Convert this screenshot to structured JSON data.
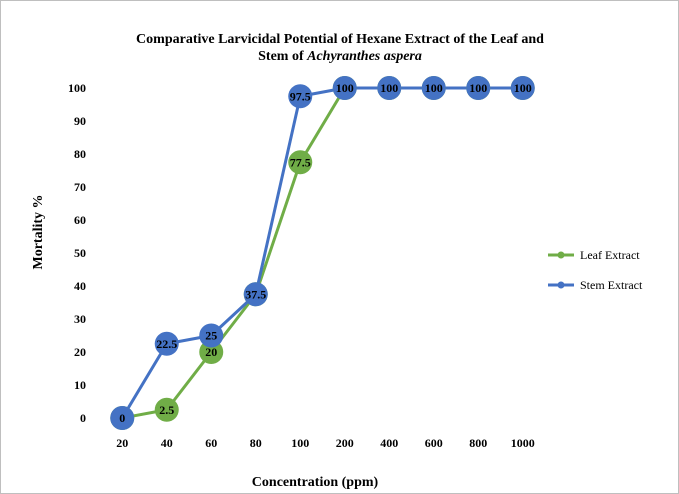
{
  "chart_data": {
    "type": "line",
    "title_line1": "Comparative Larvicidal Potential of Hexane Extract of the Leaf and",
    "title_line2_prefix": "Stem of ",
    "title_line2_italic": "Achyranthes aspera",
    "xlabel": "Concentration  (ppm)",
    "ylabel": "Mortality %",
    "categories": [
      "20",
      "40",
      "60",
      "80",
      "100",
      "200",
      "400",
      "600",
      "800",
      "1000"
    ],
    "ylim": [
      0,
      100
    ],
    "yticks": [
      "0",
      "10",
      "20",
      "30",
      "40",
      "50",
      "60",
      "70",
      "80",
      "90",
      "100"
    ],
    "grid": false,
    "legend_position": "right",
    "series": [
      {
        "name": "Leaf Extract",
        "color": "#70ad47",
        "values": [
          0,
          2.5,
          20,
          37.5,
          77.5,
          100,
          100,
          100,
          100,
          100
        ],
        "labels": [
          "0",
          "2.5",
          "20",
          "37.5",
          "77.5",
          "100",
          "100",
          "100",
          "100",
          "100"
        ]
      },
      {
        "name": "Stem Extract",
        "color": "#4472c4",
        "values": [
          0,
          22.5,
          25,
          37.5,
          97.5,
          100,
          100,
          100,
          100,
          100
        ],
        "labels": [
          "0",
          "22.5",
          "25",
          "37.5",
          "97.5",
          "100",
          "100",
          "100",
          "100",
          "100"
        ]
      }
    ]
  }
}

◆ YOUR INSTRUCTIONS:
Show each line of the data that contains the string "Leaf".

◆ OUTPUT:
    "title_line1": "Comparative Larvicidal Potential of Hexane Extract of the Leaf and",
        "name": "Leaf Extract",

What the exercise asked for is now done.